> [Description of the task] Below are records; extract exactly the lines from the one with "Extract the structured" through the final line, including both, but drop the pictures.

> [Information supplied]
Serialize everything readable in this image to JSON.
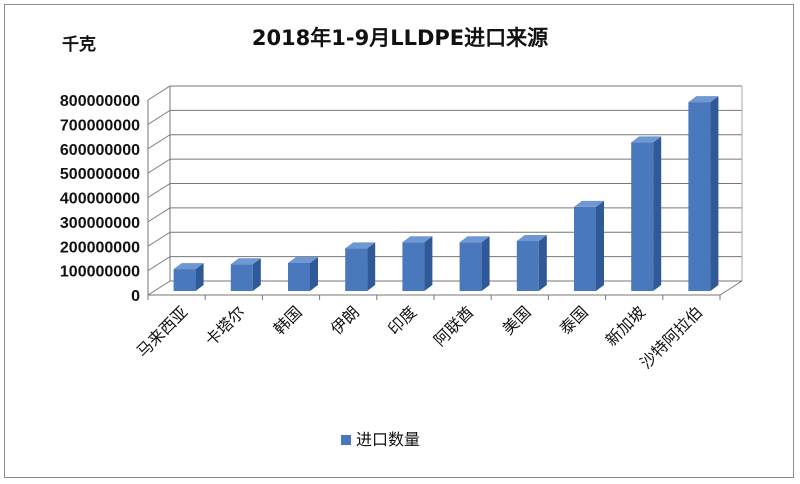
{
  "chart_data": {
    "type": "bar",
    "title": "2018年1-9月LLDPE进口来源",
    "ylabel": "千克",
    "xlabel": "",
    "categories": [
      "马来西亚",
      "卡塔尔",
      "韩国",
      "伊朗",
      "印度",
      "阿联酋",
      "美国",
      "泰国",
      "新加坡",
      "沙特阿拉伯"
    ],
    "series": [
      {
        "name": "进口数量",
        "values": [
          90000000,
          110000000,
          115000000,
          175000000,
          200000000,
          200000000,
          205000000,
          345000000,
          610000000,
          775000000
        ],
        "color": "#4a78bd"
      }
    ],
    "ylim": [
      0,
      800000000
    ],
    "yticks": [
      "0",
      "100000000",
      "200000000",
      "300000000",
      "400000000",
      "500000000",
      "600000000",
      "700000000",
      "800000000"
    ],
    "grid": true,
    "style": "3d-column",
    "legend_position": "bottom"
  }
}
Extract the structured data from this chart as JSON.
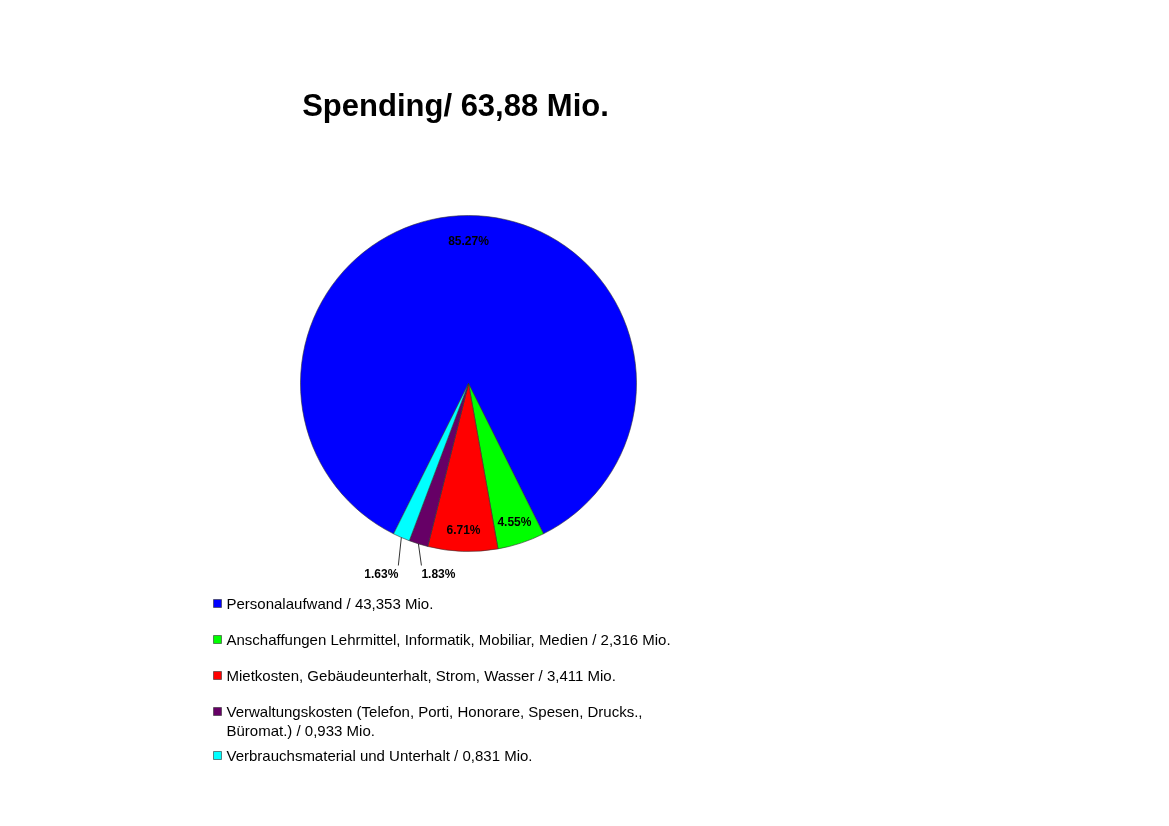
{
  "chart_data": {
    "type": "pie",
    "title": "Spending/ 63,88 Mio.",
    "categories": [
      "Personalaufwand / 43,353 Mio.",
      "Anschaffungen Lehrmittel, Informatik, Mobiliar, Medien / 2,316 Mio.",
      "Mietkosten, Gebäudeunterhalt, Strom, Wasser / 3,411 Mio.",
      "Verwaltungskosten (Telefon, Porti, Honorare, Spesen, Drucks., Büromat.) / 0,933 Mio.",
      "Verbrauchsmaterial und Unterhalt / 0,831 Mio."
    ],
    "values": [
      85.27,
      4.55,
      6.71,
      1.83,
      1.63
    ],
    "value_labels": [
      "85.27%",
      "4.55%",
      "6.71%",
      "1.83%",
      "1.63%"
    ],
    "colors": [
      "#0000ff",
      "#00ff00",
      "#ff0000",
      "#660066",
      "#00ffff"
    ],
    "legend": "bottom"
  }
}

> [Written solution]
Extract the structured data from this chart as JSON.
{
  "chart_data": {
    "type": "pie",
    "title": "Spending/ 63,88 Mio.",
    "categories": [
      "Personalaufwand / 43,353 Mio.",
      "Anschaffungen Lehrmittel, Informatik, Mobiliar, Medien / 2,316 Mio.",
      "Mietkosten, Gebäudeunterhalt, Strom, Wasser / 3,411 Mio.",
      "Verwaltungskosten (Telefon, Porti, Honorare, Spesen, Drucks., Büromat.) / 0,933 Mio.",
      "Verbrauchsmaterial und Unterhalt / 0,831 Mio."
    ],
    "values": [
      85.27,
      4.55,
      6.71,
      1.83,
      1.63
    ],
    "value_labels": [
      "85.27%",
      "4.55%",
      "6.71%",
      "1.83%",
      "1.63%"
    ],
    "colors": [
      "#0000ff",
      "#00ff00",
      "#ff0000",
      "#660066",
      "#00ffff"
    ],
    "legend": "bottom"
  }
}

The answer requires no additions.